─── MATERIAL FOR THIS TASK ───

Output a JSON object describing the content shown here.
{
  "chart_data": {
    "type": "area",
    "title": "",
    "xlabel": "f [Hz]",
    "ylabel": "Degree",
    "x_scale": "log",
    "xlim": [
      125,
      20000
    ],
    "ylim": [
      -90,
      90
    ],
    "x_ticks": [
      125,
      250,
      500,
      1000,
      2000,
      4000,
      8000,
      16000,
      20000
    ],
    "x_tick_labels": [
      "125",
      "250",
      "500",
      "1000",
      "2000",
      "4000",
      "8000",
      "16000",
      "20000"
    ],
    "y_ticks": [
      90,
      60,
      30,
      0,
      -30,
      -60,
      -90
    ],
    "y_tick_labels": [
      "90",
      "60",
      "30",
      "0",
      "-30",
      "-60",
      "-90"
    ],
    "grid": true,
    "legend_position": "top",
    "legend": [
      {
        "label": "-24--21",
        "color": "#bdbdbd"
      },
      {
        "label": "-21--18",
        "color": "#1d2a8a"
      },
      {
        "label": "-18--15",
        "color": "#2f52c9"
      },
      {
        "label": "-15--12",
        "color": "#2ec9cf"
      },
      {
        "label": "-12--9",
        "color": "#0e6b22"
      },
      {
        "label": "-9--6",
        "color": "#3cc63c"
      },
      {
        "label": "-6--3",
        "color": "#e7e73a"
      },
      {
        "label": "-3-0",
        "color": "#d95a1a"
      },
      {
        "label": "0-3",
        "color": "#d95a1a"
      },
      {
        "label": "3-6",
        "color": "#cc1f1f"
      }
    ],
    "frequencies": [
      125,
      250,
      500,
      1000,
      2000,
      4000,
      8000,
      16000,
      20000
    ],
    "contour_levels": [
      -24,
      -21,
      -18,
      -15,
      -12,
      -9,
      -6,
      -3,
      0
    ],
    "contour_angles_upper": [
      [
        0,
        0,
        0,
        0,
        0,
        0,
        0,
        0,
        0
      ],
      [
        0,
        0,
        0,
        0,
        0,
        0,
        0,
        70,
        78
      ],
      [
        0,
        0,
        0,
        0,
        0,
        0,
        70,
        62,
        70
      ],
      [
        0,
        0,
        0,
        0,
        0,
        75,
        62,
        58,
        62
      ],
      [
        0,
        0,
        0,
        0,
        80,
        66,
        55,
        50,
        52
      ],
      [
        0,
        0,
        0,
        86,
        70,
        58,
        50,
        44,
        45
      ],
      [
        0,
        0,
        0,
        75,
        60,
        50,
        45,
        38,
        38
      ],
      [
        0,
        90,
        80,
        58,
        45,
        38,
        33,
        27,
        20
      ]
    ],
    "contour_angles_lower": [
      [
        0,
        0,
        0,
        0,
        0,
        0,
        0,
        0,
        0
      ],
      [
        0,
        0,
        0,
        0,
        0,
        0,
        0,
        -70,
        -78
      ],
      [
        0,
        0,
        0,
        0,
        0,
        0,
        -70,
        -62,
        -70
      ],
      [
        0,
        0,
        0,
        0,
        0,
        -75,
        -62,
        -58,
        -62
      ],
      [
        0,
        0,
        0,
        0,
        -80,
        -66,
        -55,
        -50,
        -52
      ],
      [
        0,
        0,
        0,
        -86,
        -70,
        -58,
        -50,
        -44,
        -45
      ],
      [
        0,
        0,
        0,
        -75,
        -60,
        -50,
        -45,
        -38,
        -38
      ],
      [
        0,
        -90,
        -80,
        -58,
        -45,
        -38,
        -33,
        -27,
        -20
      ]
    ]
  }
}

───
─── MATERIAL FOR THIS TASK ───

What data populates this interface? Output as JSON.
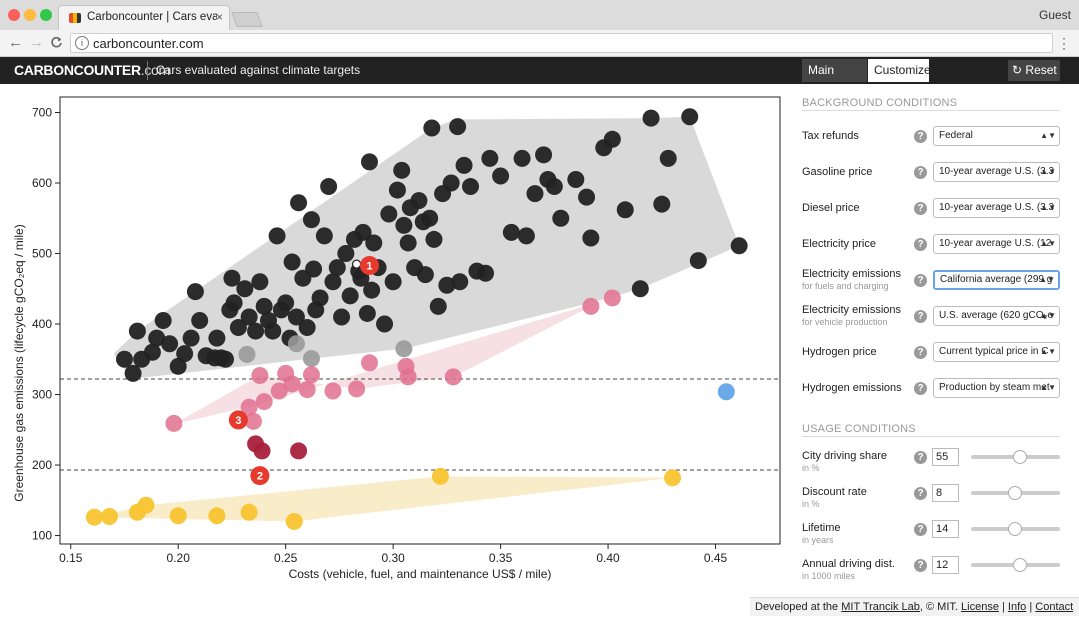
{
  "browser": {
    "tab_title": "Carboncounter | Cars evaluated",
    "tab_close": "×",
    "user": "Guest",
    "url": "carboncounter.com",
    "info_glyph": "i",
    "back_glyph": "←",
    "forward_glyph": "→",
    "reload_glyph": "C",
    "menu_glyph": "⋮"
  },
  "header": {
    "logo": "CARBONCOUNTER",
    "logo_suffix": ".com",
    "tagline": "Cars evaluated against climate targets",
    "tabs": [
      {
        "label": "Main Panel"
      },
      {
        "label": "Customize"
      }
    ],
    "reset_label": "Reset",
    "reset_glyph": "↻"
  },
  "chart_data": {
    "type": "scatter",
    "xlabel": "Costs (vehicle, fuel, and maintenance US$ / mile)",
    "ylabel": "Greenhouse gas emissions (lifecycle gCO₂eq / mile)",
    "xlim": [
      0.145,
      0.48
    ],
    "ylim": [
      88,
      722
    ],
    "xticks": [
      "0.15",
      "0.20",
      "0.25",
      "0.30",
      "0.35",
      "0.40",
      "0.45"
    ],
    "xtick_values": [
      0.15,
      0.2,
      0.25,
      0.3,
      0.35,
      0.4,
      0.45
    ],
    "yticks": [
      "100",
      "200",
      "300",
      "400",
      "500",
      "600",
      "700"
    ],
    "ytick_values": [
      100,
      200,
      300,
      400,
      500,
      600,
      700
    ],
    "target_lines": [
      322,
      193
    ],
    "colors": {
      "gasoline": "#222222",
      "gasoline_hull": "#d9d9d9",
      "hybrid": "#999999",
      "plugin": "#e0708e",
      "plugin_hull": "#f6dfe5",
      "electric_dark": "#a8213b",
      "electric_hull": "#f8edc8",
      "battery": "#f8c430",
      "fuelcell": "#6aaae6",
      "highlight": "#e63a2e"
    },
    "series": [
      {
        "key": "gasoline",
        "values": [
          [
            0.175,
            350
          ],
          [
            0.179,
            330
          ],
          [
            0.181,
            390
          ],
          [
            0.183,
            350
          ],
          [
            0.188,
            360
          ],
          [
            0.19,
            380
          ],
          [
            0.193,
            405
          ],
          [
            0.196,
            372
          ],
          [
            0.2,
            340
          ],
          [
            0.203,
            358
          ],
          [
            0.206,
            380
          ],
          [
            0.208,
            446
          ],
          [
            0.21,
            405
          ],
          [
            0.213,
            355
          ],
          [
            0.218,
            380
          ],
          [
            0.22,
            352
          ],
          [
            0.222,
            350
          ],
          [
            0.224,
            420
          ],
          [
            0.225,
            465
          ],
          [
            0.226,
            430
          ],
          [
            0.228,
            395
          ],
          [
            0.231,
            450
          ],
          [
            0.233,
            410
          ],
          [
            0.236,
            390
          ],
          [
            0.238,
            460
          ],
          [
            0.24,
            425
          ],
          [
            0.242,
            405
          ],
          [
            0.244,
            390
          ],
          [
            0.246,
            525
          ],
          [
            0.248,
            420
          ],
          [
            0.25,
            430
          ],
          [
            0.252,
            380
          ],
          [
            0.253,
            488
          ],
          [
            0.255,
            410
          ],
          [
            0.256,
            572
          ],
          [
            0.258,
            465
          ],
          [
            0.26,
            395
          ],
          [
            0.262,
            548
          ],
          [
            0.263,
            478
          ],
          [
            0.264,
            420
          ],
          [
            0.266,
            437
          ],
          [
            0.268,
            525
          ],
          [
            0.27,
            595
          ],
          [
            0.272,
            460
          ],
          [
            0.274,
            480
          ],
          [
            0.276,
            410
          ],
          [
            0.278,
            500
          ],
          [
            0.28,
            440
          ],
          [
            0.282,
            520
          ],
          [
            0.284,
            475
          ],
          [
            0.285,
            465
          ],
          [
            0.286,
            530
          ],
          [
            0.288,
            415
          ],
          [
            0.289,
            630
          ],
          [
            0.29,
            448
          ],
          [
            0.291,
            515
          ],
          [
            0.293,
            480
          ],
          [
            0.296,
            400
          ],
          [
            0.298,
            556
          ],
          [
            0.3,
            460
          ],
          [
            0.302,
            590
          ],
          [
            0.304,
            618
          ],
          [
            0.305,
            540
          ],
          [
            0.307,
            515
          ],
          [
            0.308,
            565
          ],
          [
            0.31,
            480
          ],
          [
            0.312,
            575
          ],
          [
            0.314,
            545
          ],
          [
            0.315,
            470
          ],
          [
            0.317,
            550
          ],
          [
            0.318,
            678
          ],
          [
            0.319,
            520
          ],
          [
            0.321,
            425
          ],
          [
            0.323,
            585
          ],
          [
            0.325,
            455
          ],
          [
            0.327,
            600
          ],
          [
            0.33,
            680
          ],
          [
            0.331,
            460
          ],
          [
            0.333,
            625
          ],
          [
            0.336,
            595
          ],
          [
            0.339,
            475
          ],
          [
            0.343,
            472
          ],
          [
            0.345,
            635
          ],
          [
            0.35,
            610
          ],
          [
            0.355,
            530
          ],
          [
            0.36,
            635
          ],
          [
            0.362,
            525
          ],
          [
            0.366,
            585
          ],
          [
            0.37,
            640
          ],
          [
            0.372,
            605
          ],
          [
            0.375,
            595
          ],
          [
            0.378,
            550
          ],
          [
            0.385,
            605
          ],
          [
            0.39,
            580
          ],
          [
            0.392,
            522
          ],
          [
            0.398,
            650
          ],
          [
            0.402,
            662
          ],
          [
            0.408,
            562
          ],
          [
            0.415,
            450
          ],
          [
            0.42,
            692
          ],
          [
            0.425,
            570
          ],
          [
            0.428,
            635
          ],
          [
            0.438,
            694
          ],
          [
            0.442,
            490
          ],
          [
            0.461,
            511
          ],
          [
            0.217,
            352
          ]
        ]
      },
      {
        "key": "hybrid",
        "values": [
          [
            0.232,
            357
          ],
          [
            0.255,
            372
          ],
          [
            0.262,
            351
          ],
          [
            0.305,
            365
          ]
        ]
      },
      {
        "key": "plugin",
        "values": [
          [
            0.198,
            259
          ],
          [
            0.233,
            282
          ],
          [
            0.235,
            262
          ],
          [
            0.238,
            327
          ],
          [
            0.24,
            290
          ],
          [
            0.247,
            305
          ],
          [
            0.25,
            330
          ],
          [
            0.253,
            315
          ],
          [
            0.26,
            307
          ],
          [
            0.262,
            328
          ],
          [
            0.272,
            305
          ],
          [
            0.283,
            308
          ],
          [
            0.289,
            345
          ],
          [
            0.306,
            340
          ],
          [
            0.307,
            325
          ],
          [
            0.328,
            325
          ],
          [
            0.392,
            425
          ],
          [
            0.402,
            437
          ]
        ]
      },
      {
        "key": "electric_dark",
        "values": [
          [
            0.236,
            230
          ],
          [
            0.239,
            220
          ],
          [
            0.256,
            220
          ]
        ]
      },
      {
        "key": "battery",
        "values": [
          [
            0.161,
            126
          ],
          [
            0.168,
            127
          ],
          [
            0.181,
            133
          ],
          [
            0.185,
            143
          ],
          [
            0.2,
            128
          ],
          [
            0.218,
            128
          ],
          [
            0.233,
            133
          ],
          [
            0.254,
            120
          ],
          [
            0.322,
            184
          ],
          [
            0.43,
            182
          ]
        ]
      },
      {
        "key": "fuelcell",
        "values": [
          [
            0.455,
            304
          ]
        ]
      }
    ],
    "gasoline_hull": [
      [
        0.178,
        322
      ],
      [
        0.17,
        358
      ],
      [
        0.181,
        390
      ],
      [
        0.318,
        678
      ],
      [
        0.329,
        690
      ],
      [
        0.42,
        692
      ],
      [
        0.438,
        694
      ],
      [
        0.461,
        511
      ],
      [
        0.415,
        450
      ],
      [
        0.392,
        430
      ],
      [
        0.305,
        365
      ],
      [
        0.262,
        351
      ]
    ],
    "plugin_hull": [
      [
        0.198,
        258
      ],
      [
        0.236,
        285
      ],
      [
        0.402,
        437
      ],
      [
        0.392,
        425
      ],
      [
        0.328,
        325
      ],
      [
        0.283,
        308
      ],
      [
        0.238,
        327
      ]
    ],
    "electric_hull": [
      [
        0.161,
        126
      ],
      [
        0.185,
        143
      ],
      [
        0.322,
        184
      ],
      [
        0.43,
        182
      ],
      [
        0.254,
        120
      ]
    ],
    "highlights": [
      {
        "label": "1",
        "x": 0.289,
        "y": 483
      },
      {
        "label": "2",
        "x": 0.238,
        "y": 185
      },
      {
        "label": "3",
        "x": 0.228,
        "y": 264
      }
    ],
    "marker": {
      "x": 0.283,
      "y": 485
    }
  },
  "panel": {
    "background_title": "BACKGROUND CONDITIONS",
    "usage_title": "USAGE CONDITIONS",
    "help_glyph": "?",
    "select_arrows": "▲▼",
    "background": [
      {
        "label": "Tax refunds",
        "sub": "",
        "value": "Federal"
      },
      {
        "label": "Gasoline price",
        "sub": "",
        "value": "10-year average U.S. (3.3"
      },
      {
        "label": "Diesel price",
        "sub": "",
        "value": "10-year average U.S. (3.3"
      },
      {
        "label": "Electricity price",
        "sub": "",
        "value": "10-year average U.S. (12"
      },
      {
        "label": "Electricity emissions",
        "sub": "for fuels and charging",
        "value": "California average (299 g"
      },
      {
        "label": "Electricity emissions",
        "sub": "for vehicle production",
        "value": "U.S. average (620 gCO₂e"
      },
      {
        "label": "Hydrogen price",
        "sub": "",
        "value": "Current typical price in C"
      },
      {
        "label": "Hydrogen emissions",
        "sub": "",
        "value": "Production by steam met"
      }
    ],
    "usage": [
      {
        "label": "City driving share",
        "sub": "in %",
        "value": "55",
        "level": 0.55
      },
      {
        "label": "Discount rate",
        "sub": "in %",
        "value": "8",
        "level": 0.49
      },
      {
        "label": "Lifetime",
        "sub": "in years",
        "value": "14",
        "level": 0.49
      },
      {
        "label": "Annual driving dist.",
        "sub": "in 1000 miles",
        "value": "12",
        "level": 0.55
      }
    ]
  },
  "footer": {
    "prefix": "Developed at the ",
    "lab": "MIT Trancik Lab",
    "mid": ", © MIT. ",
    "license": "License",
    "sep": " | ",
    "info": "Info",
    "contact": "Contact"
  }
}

───
─── MATERIAL FOR THIS TASK ───

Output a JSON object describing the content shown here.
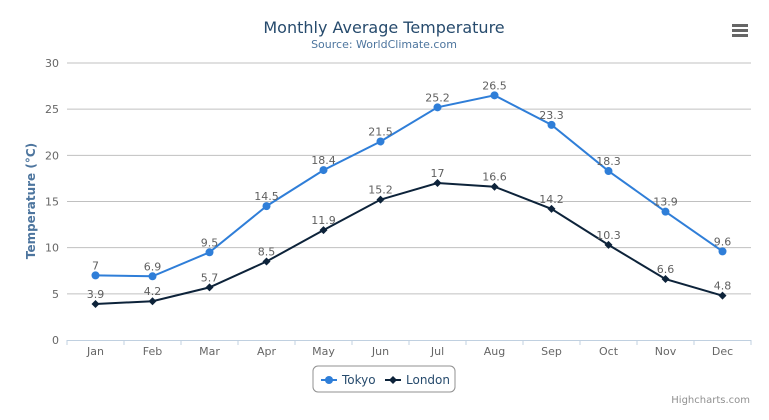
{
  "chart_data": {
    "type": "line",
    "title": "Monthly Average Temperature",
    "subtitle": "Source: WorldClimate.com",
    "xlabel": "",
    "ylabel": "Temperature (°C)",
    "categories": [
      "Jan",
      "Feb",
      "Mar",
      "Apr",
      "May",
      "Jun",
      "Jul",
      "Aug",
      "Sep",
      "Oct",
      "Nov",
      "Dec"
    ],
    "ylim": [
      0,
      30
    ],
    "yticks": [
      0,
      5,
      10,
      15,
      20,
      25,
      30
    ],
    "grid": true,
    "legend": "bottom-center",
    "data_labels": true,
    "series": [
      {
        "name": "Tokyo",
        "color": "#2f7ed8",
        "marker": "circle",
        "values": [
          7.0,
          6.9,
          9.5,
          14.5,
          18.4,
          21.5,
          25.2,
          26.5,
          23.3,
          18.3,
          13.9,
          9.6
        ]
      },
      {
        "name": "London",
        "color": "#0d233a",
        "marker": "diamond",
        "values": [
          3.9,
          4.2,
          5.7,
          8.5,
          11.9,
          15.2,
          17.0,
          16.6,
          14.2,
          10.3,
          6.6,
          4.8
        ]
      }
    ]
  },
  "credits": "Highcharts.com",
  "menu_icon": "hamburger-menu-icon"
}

───

#### PROBLEM STATEMENT:
Copy out each line in the listing that has the word "price".

#### RESPONSE TO THIS TASK:
        "label": "Gasoline price",
        "label": "Diesel price",
        "label": "Electricity price",
        "label": "Hydrogen price",
        "value": "Current typical price in C"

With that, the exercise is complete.